• [DATA ROWS]:
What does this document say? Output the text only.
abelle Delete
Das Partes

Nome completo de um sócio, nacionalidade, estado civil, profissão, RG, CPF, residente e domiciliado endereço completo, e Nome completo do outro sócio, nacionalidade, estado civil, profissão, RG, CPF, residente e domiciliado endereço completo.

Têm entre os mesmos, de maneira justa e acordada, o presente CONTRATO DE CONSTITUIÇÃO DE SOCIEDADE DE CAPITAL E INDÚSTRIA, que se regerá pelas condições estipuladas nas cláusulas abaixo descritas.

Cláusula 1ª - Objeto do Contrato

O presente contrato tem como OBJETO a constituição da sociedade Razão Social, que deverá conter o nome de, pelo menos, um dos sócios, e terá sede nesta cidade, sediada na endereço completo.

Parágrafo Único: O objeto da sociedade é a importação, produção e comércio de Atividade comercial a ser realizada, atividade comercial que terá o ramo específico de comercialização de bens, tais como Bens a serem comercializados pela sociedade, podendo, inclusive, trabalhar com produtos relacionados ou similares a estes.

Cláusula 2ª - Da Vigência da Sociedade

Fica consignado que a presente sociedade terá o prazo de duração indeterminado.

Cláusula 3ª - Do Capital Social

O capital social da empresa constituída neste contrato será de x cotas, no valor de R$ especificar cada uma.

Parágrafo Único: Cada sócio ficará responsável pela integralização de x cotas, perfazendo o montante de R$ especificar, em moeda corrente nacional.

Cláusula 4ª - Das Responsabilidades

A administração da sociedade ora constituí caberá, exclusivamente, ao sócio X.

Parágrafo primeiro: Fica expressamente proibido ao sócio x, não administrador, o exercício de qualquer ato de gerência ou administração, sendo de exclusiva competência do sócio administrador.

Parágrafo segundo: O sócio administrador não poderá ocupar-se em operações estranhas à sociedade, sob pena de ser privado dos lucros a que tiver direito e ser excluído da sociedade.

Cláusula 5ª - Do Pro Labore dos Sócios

• [SHORT PROBLEM]: All of the lines above need to be given again exactly.

• [CORRECT RESPONSE]:
What does this document say? Output the text only.
abelle Delete
Das Partes

Nome completo de um sócio, nacionalidade, estado civil, profissão, RG, CPF, residente e domiciliado endereço completo, e Nome completo do outro sócio, nacionalidade, estado civil, profissão, RG, CPF, residente e domiciliado endereço completo.

Têm entre os mesmos, de maneira justa e acordada, o presente CONTRATO DE CONSTITUIÇÃO DE SOCIEDADE DE CAPITAL E INDÚSTRIA, que se regerá pelas condições estipuladas nas cláusulas abaixo descritas.

Cláusula 1ª - Objeto do Contrato

O presente contrato tem como OBJETO a constituição da sociedade Razão Social, que deverá conter o nome de, pelo menos, um dos sócios, e terá sede nesta cidade, sediada na endereço completo.

Parágrafo Único: O objeto da sociedade é a importação, produção e comércio de Atividade comercial a ser realizada, atividade comercial que terá o ramo específico de comercialização de bens, tais como Bens a serem comercializados pela sociedade, podendo, inclusive, trabalhar com produtos relacionados ou similares a estes.

Cláusula 2ª - Da Vigência da Sociedade

Fica consignado que a presente sociedade terá o prazo de duração indeterminado.

Cláusula 3ª - Do Capital Social

O capital social da empresa constituída neste contrato será de x cotas, no valor de R$ especificar cada uma.

Parágrafo Único: Cada sócio ficará responsável pela integralização de x cotas, perfazendo o montante de R$ especificar, em moeda corrente nacional.

Cláusula 4ª - Das Responsabilidades

A administração da sociedade ora constituí caberá, exclusivamente, ao sócio X.

Parágrafo primeiro: Fica expressamente proibido ao sócio x, não administrador, o exercício de qualquer ato de gerência ou administração, sendo de exclusiva competência do sócio administrador.

Parágrafo segundo: O sócio administrador não poderá ocupar-se em operações estranhas à sociedade, sob pena de ser privado dos lucros a que tiver direito e ser excluído da sociedade.

Cláusula 5ª - Do Pro Labore dos Sócios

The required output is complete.